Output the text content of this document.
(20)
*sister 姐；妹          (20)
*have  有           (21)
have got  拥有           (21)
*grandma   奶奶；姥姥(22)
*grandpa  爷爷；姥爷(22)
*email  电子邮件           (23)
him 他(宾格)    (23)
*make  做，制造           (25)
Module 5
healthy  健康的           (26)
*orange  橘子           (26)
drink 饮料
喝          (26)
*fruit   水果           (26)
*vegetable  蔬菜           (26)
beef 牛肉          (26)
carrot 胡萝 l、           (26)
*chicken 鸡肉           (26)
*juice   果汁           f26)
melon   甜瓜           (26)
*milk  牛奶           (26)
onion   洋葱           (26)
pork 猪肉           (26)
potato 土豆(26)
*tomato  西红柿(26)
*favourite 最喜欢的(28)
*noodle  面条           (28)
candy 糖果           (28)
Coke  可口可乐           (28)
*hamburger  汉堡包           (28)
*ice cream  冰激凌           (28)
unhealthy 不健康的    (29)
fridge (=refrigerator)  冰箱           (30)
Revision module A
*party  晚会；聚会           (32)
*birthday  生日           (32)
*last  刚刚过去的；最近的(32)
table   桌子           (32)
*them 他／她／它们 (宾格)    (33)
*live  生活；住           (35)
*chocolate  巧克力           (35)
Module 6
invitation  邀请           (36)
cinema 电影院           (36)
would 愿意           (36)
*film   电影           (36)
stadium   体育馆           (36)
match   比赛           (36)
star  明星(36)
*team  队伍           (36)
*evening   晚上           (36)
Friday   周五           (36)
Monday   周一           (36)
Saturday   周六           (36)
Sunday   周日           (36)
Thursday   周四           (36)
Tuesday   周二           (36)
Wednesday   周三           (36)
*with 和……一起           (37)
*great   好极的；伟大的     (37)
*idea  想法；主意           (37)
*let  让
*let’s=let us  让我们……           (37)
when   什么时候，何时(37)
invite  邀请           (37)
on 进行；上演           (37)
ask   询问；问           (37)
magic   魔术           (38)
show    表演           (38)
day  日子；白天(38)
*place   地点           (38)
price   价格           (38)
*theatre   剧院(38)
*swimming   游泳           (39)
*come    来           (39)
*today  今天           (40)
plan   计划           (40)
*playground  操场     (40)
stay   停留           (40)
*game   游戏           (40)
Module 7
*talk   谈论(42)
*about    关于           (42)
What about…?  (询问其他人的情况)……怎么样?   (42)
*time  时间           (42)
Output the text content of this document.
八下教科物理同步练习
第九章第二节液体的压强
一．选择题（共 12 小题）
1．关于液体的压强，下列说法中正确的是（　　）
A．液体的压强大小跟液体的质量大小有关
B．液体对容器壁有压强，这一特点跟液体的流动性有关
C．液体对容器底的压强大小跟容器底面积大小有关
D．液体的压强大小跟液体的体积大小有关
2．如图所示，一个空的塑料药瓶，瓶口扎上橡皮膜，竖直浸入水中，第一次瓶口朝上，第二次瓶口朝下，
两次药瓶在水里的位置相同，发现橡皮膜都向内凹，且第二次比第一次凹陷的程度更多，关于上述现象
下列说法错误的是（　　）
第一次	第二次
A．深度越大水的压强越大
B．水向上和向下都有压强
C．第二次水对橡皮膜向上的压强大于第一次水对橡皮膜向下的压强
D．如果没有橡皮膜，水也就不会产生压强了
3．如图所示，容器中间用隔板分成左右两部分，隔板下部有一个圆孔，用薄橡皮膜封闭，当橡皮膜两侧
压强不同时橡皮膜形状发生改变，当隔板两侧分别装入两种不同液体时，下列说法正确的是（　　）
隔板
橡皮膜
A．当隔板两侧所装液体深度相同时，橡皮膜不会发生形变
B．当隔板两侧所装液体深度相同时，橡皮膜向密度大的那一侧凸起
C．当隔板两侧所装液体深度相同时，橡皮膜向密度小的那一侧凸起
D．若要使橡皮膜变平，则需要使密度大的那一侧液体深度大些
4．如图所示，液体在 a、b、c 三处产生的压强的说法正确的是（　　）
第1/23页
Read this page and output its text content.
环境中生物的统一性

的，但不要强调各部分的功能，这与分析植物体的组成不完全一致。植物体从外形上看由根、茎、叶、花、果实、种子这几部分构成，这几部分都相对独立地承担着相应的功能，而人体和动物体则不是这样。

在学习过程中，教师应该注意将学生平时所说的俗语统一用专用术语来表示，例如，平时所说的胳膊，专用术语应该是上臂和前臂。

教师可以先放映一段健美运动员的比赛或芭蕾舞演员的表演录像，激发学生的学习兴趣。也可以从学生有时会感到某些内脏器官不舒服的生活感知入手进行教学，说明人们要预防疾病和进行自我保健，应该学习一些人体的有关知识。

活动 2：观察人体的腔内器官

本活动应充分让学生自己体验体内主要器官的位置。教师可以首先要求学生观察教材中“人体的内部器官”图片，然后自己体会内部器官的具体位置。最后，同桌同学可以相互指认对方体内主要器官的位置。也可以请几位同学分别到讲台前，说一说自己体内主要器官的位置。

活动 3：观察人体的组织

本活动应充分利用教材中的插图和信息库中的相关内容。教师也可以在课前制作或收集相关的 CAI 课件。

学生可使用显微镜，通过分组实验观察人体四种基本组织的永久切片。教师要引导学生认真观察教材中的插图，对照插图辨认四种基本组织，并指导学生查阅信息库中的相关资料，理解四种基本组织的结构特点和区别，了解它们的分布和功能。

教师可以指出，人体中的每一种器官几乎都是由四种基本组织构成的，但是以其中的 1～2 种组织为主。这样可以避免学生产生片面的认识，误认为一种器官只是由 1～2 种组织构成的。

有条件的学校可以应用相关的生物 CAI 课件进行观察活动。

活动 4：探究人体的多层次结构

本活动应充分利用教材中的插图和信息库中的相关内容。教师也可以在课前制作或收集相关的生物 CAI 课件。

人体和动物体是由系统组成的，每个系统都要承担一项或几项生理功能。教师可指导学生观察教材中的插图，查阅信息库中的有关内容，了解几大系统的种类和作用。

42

########

EXERCISE INSTRUCTIONS — Say how many lines in the records hold "about", with the number as the whole reply.

RESULT — 2